*Direction*
Scan the entries below and count the lines holding the string "icon". Supply only the number.

*Data shown*
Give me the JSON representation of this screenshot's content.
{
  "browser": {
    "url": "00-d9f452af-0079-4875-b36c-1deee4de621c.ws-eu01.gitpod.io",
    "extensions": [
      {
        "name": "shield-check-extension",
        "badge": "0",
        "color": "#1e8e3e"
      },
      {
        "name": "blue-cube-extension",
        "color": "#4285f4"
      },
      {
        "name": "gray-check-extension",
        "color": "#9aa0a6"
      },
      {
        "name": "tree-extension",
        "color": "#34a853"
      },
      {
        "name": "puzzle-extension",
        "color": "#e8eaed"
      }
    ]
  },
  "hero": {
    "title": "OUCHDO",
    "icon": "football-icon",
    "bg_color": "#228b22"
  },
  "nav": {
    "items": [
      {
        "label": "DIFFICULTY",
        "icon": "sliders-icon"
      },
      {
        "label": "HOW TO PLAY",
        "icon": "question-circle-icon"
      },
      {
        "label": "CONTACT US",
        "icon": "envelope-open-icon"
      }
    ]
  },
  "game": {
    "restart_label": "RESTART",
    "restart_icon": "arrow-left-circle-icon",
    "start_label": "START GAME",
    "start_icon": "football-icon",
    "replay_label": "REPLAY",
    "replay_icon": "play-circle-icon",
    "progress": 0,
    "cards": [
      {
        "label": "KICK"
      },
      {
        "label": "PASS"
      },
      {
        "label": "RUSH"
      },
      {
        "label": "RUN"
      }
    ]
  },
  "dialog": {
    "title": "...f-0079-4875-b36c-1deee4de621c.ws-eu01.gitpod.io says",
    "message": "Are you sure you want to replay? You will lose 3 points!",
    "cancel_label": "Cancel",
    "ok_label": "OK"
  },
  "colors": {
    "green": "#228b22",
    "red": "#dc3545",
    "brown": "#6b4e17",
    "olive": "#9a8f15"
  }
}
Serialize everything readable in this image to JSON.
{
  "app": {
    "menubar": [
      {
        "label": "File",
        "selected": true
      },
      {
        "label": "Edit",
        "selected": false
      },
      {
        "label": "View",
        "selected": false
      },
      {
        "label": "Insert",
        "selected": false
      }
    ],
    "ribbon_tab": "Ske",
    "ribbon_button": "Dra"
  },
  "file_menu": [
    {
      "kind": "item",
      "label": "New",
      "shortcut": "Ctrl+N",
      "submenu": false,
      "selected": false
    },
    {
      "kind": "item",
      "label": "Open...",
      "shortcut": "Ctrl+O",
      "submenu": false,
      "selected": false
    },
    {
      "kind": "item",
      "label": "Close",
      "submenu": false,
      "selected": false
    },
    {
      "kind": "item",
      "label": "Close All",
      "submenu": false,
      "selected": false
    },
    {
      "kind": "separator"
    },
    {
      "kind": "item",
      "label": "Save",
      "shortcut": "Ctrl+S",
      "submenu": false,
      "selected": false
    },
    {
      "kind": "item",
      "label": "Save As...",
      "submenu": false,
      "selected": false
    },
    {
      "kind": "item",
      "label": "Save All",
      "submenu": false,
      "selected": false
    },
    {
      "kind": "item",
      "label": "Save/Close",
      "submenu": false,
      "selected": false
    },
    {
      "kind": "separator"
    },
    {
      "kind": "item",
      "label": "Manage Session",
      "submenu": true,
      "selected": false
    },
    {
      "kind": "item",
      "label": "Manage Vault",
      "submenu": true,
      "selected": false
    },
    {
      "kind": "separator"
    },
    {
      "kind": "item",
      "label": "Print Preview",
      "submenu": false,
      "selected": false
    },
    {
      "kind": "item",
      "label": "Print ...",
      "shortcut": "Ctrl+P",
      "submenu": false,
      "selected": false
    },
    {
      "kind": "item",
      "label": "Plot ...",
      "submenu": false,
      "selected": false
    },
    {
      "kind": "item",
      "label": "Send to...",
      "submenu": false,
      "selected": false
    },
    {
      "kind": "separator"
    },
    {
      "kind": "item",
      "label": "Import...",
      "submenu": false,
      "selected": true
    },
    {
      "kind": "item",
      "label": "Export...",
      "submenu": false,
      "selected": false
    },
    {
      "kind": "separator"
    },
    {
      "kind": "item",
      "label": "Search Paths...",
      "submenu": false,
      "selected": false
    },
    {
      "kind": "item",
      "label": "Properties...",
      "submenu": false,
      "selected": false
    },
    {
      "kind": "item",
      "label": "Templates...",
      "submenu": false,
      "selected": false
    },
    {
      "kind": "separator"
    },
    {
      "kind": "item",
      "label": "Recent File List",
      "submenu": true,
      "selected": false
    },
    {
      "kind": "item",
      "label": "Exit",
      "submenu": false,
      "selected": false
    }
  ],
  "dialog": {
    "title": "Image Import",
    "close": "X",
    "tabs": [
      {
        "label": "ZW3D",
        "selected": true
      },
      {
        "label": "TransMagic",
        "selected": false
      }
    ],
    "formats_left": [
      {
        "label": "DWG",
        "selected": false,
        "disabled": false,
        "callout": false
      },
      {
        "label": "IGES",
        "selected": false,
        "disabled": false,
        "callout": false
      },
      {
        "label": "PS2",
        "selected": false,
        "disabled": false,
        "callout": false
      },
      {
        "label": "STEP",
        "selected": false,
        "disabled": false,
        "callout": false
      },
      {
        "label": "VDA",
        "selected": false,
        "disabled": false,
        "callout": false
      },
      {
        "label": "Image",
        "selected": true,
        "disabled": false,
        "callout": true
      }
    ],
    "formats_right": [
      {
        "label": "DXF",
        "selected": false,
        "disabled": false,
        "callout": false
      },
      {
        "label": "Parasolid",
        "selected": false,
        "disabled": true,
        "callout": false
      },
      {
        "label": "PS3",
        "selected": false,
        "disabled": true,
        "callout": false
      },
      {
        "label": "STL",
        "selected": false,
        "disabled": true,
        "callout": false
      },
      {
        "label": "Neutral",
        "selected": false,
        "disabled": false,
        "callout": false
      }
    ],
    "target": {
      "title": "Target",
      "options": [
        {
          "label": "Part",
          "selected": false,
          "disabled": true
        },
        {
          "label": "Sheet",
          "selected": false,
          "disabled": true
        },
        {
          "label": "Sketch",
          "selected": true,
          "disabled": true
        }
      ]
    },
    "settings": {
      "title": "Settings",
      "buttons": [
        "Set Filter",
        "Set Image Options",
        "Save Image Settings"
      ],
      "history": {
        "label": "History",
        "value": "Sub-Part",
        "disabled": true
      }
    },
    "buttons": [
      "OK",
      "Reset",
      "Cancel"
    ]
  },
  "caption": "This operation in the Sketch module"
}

*Full output*
7